# Given records:
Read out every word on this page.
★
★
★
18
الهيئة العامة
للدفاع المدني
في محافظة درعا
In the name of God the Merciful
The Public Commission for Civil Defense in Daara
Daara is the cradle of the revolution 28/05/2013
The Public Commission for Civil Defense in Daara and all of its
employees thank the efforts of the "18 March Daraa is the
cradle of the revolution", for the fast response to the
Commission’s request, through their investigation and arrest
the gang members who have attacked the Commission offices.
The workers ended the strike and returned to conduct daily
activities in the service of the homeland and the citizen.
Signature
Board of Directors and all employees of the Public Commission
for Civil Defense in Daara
...
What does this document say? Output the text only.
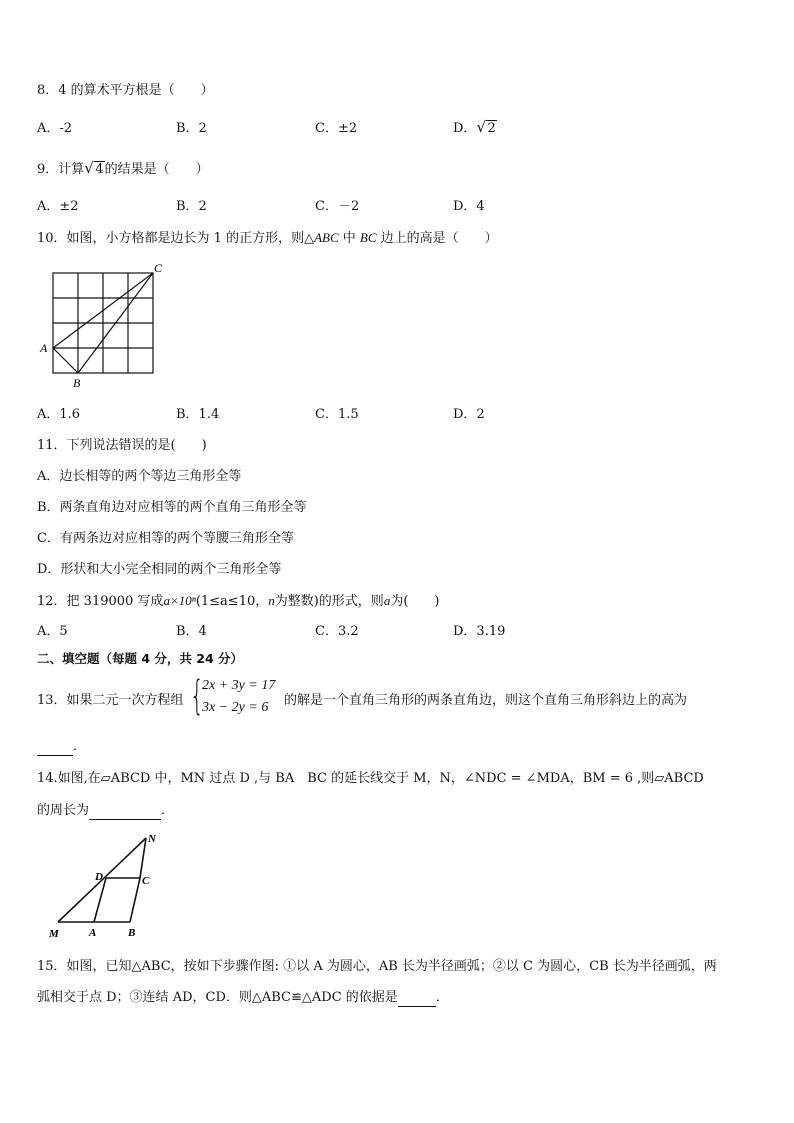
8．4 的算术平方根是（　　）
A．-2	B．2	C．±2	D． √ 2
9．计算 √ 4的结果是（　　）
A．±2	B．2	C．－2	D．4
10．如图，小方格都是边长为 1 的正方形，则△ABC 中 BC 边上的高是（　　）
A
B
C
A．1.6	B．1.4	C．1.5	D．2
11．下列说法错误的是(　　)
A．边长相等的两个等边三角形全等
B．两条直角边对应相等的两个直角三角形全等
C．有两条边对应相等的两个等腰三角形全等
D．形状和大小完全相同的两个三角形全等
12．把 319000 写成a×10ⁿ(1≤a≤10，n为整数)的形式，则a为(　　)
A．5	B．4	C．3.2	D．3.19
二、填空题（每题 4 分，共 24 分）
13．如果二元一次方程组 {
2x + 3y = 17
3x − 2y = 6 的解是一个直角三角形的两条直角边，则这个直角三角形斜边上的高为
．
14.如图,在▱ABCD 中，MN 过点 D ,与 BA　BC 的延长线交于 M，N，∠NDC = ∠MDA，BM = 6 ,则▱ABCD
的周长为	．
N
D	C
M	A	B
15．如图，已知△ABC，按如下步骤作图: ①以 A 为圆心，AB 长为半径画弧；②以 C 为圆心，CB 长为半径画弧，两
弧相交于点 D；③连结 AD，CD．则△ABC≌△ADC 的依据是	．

# Problem statement:
Where a line above holds the string "Commission", show that line.

# Exercise result:
The Public Commission for Civil Defense in Daara
The Public Commission for Civil Defense in Daara and all of its
Commission’s request, through their investigation and arrest
the gang members who have attacked the Commission offices.
Board of Directors and all employees of the Public Commission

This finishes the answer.